▼▼▼
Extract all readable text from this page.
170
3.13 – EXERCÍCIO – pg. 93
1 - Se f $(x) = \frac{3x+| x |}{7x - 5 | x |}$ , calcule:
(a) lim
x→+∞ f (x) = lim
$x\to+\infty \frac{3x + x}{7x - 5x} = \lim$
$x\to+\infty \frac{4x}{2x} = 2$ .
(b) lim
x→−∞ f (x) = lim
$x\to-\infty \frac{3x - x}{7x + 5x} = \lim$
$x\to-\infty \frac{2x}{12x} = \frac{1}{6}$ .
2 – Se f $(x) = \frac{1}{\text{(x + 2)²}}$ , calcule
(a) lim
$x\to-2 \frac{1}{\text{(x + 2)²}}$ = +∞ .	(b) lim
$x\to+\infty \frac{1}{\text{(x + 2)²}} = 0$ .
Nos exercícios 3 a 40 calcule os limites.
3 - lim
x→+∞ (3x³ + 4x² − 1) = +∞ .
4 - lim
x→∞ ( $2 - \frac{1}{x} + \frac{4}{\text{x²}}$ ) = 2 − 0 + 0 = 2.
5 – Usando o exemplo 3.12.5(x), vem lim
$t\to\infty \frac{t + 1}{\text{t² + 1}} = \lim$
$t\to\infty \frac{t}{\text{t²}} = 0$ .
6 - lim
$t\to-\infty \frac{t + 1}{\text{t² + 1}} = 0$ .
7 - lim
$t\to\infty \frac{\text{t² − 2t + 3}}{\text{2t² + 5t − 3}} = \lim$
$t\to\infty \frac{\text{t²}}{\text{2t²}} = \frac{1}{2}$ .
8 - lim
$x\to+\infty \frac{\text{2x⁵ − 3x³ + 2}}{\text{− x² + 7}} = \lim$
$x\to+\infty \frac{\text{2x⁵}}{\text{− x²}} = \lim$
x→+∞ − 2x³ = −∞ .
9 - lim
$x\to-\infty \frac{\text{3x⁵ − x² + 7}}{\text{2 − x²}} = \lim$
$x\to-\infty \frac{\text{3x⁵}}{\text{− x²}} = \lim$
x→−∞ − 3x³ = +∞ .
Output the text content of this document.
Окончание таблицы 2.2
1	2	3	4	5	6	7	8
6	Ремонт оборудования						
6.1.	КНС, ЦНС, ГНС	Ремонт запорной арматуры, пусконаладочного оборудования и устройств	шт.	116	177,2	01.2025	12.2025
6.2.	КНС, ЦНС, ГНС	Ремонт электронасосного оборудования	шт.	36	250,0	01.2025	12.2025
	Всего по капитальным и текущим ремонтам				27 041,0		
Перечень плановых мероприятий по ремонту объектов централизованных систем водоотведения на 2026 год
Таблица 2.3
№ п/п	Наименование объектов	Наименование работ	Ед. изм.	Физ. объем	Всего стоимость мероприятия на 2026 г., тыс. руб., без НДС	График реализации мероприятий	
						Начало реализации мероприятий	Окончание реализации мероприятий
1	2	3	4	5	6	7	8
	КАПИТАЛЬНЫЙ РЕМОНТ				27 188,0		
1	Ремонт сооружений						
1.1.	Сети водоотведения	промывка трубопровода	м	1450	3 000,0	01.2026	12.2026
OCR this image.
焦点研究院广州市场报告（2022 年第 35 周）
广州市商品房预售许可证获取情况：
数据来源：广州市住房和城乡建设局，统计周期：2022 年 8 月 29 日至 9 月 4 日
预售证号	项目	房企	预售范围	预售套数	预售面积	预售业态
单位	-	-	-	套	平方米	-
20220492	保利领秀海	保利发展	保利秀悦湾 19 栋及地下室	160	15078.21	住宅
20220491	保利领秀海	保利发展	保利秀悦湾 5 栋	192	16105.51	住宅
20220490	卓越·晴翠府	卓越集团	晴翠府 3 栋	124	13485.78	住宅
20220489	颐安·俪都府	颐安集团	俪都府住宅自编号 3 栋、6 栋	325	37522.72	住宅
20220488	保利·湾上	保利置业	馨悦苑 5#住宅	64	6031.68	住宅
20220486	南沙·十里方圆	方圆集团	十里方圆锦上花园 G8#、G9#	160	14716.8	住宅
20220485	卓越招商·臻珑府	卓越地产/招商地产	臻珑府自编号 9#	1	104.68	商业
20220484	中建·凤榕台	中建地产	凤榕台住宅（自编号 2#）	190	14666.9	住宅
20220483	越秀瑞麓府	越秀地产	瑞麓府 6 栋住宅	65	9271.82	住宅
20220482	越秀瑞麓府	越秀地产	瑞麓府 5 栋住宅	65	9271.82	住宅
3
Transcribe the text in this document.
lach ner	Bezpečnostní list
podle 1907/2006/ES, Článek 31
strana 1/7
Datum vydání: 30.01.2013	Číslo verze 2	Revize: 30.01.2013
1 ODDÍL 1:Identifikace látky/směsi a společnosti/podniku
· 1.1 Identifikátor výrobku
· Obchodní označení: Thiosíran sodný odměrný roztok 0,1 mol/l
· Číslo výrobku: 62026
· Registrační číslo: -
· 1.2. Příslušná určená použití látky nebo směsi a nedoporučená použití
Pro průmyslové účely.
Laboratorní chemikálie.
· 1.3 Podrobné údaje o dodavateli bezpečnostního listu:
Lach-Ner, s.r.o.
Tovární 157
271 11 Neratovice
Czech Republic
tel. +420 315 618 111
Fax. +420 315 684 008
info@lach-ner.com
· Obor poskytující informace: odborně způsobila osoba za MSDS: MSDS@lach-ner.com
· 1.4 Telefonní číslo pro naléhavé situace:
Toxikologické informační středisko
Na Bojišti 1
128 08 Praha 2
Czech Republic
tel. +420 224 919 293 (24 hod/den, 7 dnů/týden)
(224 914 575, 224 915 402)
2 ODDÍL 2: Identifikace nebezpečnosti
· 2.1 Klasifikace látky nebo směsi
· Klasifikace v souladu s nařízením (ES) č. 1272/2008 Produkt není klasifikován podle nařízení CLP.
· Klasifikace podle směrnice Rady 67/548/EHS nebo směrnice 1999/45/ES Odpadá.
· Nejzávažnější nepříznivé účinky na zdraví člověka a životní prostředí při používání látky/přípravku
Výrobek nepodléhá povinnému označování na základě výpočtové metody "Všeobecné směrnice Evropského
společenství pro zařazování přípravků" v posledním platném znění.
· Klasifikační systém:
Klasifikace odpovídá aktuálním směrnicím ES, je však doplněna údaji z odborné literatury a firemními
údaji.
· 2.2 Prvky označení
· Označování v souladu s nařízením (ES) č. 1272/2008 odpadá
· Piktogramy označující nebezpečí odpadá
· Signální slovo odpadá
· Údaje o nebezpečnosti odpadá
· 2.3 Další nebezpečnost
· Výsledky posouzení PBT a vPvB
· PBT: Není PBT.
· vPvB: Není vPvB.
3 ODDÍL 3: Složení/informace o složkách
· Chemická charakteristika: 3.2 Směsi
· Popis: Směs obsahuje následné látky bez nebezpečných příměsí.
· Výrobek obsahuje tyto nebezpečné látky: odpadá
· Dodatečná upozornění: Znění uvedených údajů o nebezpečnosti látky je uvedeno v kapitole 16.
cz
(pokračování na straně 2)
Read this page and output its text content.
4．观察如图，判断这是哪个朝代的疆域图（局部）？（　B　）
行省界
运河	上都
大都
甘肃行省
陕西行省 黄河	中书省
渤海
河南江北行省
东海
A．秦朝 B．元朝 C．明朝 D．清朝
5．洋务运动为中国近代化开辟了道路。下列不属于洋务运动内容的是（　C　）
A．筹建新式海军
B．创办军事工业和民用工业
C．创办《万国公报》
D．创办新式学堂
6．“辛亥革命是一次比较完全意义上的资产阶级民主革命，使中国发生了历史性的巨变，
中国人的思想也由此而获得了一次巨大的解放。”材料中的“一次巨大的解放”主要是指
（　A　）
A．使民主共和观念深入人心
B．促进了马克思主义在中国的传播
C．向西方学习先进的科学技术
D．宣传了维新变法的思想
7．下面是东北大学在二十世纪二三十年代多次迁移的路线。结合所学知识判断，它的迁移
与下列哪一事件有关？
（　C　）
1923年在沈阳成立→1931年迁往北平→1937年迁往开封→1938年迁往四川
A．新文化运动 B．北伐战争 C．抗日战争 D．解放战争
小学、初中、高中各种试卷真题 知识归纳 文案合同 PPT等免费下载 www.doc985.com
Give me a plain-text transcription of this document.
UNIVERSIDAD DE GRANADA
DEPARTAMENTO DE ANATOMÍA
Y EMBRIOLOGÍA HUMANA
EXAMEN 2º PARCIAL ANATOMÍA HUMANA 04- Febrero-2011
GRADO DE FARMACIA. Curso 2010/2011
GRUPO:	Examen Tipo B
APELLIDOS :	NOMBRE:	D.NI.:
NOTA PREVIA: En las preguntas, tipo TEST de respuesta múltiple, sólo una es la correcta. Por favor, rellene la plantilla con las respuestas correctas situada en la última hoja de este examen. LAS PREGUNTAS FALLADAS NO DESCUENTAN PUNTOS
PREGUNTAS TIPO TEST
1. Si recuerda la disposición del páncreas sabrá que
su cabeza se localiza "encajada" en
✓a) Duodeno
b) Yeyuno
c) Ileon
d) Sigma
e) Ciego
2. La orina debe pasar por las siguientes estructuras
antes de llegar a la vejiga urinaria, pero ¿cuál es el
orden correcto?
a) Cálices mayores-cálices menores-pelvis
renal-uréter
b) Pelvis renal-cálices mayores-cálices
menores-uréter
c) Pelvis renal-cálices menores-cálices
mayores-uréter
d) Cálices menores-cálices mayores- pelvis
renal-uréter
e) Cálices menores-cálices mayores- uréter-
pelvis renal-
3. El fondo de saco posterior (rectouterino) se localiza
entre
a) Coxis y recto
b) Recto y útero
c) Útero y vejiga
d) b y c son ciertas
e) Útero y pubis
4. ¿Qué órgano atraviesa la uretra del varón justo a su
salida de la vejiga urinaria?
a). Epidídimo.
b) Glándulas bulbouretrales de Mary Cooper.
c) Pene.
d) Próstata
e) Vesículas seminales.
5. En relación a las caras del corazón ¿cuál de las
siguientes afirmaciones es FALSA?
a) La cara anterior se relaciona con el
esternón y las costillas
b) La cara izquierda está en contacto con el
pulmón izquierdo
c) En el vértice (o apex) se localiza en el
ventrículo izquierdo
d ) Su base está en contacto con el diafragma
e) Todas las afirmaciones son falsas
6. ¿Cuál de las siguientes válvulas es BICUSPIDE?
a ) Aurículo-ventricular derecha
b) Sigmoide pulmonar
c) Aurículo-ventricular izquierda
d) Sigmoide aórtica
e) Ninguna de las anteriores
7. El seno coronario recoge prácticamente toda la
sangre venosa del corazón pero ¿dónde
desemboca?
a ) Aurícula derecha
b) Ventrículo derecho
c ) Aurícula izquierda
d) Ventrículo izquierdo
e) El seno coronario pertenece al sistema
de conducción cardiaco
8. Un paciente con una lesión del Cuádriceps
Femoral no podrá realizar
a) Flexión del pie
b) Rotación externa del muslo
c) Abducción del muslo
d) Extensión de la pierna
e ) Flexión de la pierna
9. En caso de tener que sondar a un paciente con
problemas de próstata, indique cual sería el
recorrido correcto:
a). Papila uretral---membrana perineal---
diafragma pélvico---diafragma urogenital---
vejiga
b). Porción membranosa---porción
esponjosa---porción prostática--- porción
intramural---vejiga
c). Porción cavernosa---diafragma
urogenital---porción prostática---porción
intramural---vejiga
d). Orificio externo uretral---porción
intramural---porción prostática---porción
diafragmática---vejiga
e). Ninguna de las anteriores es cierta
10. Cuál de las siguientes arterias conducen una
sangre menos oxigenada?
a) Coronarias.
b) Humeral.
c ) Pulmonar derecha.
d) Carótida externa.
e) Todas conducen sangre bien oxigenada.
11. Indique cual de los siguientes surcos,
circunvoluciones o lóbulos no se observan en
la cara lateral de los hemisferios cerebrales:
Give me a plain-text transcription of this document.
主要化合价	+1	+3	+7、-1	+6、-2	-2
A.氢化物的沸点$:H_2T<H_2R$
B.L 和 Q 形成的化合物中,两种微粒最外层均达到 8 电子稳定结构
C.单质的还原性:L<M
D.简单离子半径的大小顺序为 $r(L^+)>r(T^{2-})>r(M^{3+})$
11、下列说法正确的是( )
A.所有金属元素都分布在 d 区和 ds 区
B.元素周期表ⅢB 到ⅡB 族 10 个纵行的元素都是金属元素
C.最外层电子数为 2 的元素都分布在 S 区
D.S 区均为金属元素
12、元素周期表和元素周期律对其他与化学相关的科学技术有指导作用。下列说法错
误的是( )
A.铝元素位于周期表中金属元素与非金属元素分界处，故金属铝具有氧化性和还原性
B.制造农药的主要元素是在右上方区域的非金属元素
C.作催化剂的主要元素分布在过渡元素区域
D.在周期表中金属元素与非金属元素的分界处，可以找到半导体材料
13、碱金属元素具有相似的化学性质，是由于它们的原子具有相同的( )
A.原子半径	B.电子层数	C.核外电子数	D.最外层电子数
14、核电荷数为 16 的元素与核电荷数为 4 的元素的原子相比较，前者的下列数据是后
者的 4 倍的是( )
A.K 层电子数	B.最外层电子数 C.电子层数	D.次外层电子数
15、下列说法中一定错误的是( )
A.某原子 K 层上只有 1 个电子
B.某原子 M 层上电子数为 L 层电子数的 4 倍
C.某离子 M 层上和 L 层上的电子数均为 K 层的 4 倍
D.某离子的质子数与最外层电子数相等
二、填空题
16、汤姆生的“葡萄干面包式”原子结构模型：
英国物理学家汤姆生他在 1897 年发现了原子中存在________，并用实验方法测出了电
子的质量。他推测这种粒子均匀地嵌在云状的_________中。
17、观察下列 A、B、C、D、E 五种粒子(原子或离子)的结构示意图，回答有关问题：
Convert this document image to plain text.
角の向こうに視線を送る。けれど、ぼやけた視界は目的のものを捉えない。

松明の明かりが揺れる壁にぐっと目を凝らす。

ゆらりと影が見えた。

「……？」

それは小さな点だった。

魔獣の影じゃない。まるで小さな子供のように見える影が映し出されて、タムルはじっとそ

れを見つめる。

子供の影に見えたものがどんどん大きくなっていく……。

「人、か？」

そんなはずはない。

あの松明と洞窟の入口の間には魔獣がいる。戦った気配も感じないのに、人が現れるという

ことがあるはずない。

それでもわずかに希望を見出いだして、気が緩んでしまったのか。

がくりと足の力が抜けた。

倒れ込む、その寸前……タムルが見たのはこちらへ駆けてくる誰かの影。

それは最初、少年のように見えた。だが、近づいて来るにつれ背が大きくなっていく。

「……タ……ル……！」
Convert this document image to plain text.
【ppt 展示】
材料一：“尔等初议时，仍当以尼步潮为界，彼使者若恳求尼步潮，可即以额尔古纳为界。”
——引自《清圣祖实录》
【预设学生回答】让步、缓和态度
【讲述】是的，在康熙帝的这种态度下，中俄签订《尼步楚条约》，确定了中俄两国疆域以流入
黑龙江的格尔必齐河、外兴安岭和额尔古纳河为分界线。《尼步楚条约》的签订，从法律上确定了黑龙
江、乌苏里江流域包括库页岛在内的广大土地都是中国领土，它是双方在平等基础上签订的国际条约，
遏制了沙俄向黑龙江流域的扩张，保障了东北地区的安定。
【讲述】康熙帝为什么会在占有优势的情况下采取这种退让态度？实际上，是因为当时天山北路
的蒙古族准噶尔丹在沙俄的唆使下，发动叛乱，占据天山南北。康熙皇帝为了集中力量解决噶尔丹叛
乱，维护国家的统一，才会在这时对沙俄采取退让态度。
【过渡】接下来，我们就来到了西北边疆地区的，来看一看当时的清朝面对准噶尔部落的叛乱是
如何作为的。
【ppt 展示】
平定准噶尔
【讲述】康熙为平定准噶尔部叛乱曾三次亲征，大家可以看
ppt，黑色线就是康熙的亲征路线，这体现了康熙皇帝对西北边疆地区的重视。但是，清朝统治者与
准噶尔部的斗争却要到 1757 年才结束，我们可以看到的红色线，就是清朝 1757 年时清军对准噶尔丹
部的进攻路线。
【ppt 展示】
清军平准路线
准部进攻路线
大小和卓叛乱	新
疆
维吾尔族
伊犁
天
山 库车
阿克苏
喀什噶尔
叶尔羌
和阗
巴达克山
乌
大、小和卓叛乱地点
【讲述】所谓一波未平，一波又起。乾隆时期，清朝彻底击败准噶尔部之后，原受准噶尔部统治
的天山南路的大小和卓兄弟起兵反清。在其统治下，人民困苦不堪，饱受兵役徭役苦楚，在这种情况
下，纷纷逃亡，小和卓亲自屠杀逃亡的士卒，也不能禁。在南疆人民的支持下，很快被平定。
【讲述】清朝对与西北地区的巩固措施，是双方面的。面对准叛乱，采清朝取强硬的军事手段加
▲▲▲
*GOAL:*
In the material above, show every line where the word "obsahuje" turns up.

*TASK RESPONSE:*
· Popis: Směs obsahuje následné látky bez nebezpečných příměsí.
· Výrobek obsahuje tyto nebezpečné látky: odpadá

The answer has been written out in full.